--- TASK INPUTS ---

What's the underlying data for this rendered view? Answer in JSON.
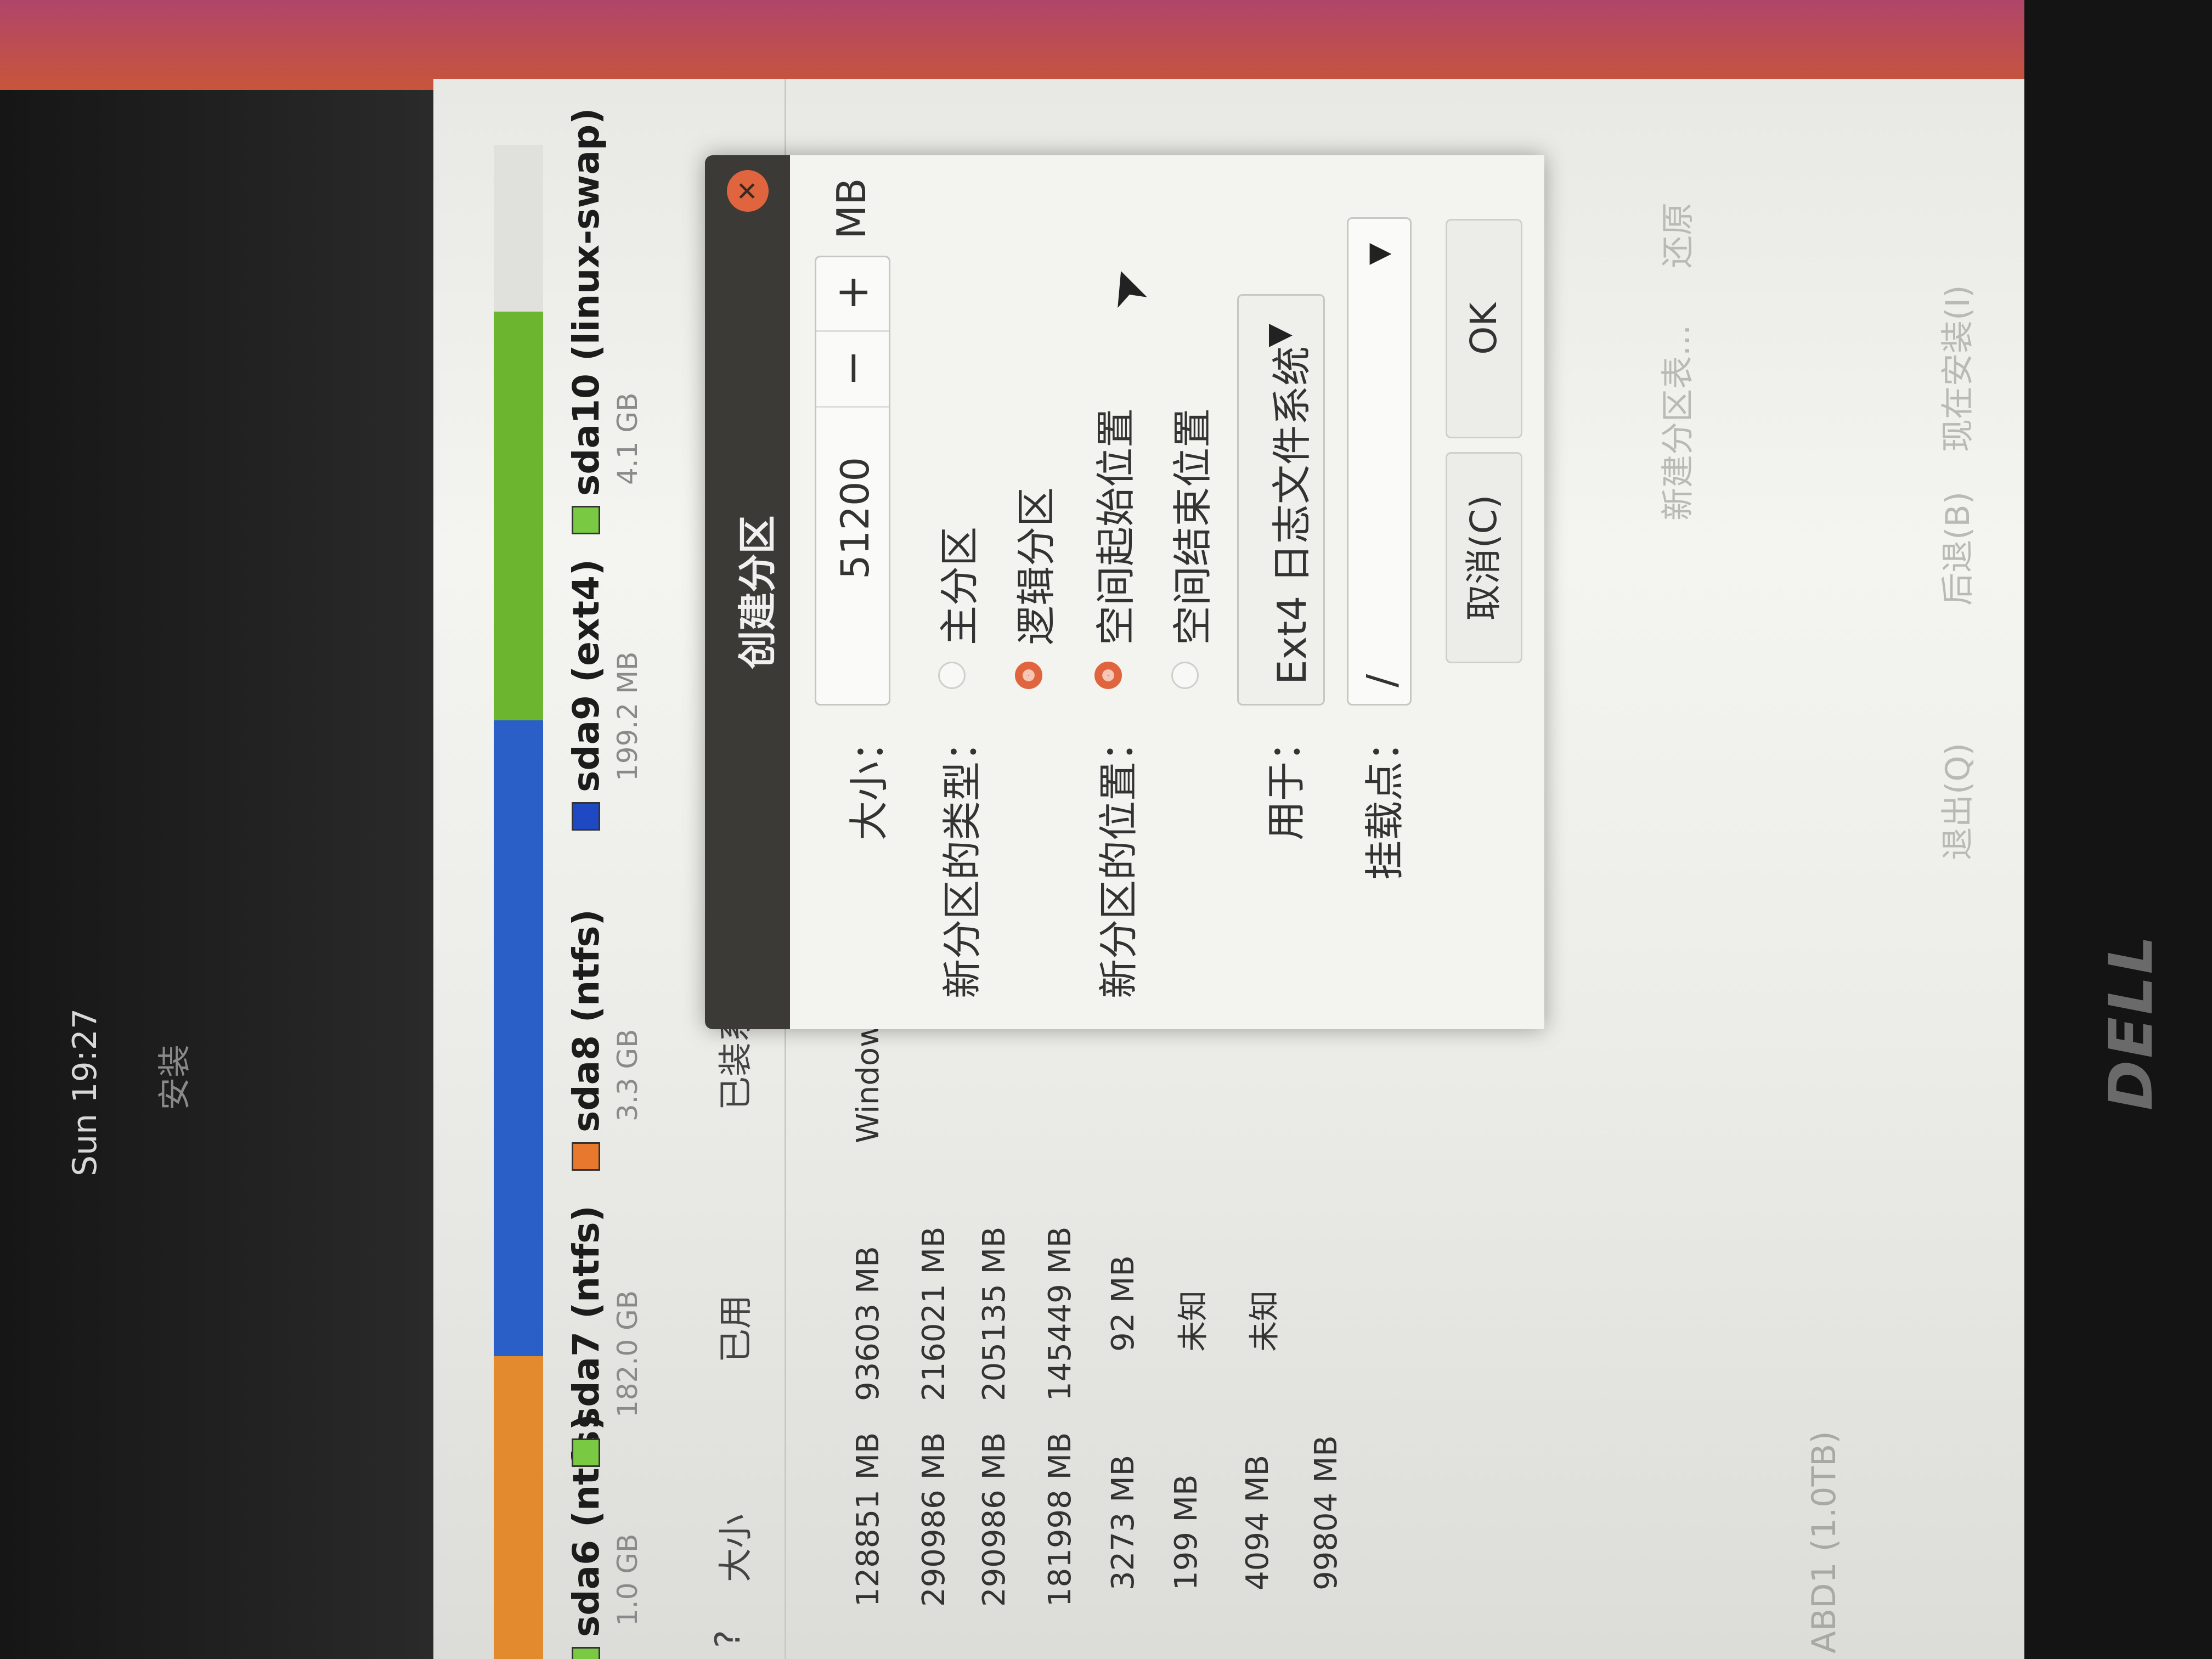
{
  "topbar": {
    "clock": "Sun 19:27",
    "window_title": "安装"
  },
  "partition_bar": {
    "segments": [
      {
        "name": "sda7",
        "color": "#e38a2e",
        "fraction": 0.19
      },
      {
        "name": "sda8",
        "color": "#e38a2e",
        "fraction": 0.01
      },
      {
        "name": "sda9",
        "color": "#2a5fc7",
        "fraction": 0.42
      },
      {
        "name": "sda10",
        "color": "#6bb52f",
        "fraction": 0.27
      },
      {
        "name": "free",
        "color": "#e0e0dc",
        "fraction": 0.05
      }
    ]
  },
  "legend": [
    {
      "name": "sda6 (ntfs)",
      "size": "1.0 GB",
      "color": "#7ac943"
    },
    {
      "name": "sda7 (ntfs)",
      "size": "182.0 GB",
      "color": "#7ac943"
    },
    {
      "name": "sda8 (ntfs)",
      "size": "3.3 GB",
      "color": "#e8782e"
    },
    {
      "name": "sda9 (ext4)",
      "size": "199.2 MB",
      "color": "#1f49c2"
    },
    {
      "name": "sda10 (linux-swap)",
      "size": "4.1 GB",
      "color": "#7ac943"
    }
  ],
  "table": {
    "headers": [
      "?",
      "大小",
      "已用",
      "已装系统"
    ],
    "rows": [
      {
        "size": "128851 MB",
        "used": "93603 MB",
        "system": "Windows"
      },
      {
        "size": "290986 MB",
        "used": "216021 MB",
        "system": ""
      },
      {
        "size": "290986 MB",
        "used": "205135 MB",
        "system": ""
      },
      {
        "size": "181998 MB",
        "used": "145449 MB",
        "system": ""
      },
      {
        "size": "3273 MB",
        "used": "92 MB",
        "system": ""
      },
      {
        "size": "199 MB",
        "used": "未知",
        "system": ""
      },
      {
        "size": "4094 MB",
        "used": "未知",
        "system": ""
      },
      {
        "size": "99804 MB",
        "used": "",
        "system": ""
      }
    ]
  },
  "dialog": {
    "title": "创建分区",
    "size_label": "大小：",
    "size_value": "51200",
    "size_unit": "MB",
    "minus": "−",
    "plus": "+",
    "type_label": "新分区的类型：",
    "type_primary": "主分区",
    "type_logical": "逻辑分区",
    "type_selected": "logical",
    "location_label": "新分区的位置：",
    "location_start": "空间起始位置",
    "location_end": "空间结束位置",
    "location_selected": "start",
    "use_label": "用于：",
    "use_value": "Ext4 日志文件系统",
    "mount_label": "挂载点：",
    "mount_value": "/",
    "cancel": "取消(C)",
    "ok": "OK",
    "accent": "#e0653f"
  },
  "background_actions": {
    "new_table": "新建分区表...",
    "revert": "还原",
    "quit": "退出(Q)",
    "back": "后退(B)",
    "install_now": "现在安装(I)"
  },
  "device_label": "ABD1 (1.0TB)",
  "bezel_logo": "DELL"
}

---

__WHAT TO PRODUCE__: Your copy of the data above should match it exactly, except that pictures are left out.

__OUTPUT__:
What's the underlying data for this rendered view? Answer in JSON.
{
  "topbar": {
    "clock": "Sun 19:27",
    "window_title": "安装"
  },
  "partition_bar": {
    "segments": [
      {
        "name": "sda7",
        "color": "#e38a2e",
        "fraction": 0.19
      },
      {
        "name": "sda8",
        "color": "#e38a2e",
        "fraction": 0.01
      },
      {
        "name": "sda9",
        "color": "#2a5fc7",
        "fraction": 0.42
      },
      {
        "name": "sda10",
        "color": "#6bb52f",
        "fraction": 0.27
      },
      {
        "name": "free",
        "color": "#e0e0dc",
        "fraction": 0.05
      }
    ]
  },
  "legend": [
    {
      "name": "sda6 (ntfs)",
      "size": "1.0 GB",
      "color": "#7ac943"
    },
    {
      "name": "sda7 (ntfs)",
      "size": "182.0 GB",
      "color": "#7ac943"
    },
    {
      "name": "sda8 (ntfs)",
      "size": "3.3 GB",
      "color": "#e8782e"
    },
    {
      "name": "sda9 (ext4)",
      "size": "199.2 MB",
      "color": "#1f49c2"
    },
    {
      "name": "sda10 (linux-swap)",
      "size": "4.1 GB",
      "color": "#7ac943"
    }
  ],
  "table": {
    "headers": [
      "?",
      "大小",
      "已用",
      "已装系统"
    ],
    "rows": [
      {
        "size": "128851 MB",
        "used": "93603 MB",
        "system": "Windows"
      },
      {
        "size": "290986 MB",
        "used": "216021 MB",
        "system": ""
      },
      {
        "size": "290986 MB",
        "used": "205135 MB",
        "system": ""
      },
      {
        "size": "181998 MB",
        "used": "145449 MB",
        "system": ""
      },
      {
        "size": "3273 MB",
        "used": "92 MB",
        "system": ""
      },
      {
        "size": "199 MB",
        "used": "未知",
        "system": ""
      },
      {
        "size": "4094 MB",
        "used": "未知",
        "system": ""
      },
      {
        "size": "99804 MB",
        "used": "",
        "system": ""
      }
    ]
  },
  "dialog": {
    "title": "创建分区",
    "size_label": "大小：",
    "size_value": "51200",
    "size_unit": "MB",
    "minus": "−",
    "plus": "+",
    "type_label": "新分区的类型：",
    "type_primary": "主分区",
    "type_logical": "逻辑分区",
    "type_selected": "logical",
    "location_label": "新分区的位置：",
    "location_start": "空间起始位置",
    "location_end": "空间结束位置",
    "location_selected": "start",
    "use_label": "用于：",
    "use_value": "Ext4 日志文件系统",
    "mount_label": "挂载点：",
    "mount_value": "/",
    "cancel": "取消(C)",
    "ok": "OK",
    "accent": "#e0653f"
  },
  "background_actions": {
    "new_table": "新建分区表...",
    "revert": "还原",
    "quit": "退出(Q)",
    "back": "后退(B)",
    "install_now": "现在安装(I)"
  },
  "device_label": "ABD1 (1.0TB)",
  "bezel_logo": "DELL"
}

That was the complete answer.